#### Data records:
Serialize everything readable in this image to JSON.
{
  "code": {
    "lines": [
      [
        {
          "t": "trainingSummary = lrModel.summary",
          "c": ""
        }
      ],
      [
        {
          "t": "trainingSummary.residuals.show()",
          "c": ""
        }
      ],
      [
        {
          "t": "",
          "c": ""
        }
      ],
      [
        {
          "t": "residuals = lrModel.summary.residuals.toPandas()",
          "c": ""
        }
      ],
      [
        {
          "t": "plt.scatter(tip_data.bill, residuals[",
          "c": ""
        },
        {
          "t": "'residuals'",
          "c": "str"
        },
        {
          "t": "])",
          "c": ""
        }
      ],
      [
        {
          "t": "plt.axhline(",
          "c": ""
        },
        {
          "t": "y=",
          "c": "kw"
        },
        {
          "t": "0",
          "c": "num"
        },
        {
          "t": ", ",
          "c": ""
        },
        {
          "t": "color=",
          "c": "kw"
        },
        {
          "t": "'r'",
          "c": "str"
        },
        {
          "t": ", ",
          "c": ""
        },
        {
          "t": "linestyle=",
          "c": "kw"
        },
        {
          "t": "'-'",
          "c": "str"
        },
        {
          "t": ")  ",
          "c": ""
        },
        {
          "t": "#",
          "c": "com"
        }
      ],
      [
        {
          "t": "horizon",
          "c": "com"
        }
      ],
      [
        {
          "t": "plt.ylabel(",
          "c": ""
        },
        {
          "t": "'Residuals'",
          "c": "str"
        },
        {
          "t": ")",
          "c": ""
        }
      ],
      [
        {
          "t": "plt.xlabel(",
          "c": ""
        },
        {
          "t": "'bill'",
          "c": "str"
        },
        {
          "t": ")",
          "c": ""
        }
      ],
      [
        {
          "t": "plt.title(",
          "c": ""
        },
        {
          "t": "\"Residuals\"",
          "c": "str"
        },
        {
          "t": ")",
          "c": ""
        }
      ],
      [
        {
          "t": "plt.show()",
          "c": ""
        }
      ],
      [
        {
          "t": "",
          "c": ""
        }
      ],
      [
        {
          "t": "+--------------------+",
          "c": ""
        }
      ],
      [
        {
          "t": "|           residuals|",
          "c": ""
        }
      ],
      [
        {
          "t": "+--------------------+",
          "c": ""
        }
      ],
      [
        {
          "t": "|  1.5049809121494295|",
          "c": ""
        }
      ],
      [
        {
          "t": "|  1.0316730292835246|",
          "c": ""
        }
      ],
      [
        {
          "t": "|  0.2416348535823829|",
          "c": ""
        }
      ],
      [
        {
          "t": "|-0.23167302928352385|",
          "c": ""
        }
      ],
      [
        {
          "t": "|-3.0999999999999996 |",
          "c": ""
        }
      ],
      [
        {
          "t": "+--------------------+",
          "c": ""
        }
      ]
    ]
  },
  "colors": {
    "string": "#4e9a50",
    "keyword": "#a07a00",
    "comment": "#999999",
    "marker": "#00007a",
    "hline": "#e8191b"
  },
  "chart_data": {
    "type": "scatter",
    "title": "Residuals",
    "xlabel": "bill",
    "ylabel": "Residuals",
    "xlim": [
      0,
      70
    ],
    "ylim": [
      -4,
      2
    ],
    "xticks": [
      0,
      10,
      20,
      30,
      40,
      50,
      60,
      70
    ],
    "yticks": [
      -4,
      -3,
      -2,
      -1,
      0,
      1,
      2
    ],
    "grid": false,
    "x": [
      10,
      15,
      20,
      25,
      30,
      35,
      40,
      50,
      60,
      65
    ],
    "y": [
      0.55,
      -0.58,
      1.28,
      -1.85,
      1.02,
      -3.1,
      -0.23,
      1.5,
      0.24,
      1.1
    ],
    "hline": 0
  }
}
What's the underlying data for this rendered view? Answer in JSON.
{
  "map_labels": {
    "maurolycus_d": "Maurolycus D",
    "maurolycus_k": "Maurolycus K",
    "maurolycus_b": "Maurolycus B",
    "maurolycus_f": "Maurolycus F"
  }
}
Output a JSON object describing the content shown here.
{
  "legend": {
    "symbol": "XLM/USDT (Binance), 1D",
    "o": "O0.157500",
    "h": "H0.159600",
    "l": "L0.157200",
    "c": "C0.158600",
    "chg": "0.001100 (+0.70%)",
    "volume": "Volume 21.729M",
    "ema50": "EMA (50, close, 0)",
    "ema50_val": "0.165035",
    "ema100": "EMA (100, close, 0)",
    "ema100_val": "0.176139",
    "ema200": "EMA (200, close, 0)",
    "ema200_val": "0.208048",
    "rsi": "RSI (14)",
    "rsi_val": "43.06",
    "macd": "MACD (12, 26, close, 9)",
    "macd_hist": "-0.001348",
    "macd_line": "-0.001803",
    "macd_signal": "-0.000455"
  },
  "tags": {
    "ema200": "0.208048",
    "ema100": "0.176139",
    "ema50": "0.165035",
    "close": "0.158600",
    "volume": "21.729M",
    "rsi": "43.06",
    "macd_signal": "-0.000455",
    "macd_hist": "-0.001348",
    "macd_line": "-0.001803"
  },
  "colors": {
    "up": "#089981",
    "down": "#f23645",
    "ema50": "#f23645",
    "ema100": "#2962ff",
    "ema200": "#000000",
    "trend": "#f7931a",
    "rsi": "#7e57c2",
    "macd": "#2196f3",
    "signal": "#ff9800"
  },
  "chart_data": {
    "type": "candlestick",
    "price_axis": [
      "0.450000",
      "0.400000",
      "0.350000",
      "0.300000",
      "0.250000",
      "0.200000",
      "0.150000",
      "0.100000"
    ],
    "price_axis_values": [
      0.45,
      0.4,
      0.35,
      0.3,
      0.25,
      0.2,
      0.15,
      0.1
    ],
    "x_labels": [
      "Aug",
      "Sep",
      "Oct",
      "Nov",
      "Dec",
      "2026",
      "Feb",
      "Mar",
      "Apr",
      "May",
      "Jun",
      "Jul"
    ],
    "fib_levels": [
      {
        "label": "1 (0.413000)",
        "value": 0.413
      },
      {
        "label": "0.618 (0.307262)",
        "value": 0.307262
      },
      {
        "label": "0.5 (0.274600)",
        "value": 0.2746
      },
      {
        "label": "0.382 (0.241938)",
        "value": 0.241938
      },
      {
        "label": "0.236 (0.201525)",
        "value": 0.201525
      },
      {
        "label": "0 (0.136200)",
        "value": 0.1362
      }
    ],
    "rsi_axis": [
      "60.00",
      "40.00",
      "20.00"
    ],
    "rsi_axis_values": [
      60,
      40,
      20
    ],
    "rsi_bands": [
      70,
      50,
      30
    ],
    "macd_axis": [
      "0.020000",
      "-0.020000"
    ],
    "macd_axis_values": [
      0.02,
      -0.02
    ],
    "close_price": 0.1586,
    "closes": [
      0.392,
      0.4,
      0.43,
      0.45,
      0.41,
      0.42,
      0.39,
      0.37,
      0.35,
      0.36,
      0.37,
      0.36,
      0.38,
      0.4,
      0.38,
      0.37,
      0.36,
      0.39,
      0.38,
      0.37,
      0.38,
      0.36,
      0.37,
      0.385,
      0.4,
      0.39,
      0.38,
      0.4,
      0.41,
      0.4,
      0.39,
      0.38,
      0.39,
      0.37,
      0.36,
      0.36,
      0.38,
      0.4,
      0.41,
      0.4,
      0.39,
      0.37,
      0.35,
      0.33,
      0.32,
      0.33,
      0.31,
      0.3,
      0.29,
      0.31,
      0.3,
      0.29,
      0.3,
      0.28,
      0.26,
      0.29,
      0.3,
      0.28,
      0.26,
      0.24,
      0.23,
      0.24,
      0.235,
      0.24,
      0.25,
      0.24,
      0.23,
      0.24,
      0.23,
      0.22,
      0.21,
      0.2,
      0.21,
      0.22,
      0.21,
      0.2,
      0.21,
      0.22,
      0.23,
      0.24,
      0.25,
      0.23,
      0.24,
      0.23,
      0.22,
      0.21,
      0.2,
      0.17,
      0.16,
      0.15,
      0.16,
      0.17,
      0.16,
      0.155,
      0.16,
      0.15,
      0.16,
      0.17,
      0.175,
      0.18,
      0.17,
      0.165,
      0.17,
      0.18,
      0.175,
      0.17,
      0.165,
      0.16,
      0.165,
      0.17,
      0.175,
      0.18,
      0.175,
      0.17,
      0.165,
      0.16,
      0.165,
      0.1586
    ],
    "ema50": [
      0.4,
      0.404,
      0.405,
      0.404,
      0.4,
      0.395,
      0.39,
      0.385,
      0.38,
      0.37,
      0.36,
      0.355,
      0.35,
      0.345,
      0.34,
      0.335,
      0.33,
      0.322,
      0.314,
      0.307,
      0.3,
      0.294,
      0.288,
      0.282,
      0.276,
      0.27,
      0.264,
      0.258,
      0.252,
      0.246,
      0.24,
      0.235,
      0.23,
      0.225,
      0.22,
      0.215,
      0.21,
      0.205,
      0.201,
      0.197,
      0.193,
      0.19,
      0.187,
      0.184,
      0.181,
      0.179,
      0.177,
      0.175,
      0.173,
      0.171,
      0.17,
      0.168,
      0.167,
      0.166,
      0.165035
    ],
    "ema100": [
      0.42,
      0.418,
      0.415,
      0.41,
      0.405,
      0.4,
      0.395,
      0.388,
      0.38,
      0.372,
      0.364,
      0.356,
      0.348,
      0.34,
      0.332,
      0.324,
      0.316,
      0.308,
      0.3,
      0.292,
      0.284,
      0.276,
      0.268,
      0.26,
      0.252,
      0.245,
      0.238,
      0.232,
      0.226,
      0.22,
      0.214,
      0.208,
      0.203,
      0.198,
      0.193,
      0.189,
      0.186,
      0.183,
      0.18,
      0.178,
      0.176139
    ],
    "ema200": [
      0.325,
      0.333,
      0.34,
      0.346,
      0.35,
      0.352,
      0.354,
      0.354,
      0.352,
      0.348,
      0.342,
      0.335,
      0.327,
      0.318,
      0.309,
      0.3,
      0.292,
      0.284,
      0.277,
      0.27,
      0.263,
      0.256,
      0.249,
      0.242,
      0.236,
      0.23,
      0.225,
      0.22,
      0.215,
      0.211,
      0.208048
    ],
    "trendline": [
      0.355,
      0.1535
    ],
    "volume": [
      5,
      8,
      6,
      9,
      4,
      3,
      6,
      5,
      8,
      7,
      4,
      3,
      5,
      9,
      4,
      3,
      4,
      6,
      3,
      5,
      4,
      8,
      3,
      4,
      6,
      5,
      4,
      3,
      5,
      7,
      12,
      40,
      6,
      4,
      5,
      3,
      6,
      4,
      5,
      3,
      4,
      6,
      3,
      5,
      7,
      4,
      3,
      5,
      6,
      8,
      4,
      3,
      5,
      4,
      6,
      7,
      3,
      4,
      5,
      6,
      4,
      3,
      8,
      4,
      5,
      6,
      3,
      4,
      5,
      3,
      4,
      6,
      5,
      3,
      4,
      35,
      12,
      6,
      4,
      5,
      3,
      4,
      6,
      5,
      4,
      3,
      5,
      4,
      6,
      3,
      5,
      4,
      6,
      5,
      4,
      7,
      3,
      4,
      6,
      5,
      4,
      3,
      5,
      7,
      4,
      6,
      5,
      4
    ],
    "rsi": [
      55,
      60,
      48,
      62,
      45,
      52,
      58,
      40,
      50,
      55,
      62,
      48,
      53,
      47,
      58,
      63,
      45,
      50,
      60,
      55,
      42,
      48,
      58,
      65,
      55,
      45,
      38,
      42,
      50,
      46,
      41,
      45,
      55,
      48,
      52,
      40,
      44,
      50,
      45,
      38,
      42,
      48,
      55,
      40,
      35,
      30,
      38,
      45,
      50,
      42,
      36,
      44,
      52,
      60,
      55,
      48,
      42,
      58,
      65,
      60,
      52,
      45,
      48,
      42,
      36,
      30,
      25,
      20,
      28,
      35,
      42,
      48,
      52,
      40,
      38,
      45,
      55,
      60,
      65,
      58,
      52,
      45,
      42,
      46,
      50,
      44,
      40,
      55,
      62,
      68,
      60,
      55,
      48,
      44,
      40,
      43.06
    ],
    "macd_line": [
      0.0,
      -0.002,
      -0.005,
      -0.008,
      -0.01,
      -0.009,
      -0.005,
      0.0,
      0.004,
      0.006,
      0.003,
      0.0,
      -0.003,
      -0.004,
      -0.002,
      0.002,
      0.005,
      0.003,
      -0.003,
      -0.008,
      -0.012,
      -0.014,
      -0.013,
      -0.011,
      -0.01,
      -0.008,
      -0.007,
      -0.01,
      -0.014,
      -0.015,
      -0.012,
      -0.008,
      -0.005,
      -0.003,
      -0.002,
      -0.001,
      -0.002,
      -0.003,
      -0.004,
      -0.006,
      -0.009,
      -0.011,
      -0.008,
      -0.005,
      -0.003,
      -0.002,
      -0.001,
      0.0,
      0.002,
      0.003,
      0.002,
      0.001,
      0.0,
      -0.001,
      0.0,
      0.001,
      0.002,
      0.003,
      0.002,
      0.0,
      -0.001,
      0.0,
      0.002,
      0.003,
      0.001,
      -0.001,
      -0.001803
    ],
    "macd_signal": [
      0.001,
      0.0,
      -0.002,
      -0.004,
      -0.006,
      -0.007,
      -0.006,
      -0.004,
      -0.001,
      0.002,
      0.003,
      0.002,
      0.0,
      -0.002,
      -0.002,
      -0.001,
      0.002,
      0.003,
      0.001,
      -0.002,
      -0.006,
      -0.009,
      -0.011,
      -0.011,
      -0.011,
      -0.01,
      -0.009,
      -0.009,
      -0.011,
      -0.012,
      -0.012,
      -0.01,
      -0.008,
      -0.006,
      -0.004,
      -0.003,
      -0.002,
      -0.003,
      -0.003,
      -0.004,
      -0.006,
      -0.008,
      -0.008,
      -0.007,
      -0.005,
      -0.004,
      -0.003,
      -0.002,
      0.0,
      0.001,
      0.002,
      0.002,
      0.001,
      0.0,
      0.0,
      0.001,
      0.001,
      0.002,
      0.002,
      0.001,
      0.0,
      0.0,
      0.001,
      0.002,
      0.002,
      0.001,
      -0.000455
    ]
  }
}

#### Exercise requirements:
Find the string "volume" in the entries above and return each line that holds it.

#### Response to this task:
    "volume": "Volume 21.729M",
    "volume": "21.729M",
    "volume": [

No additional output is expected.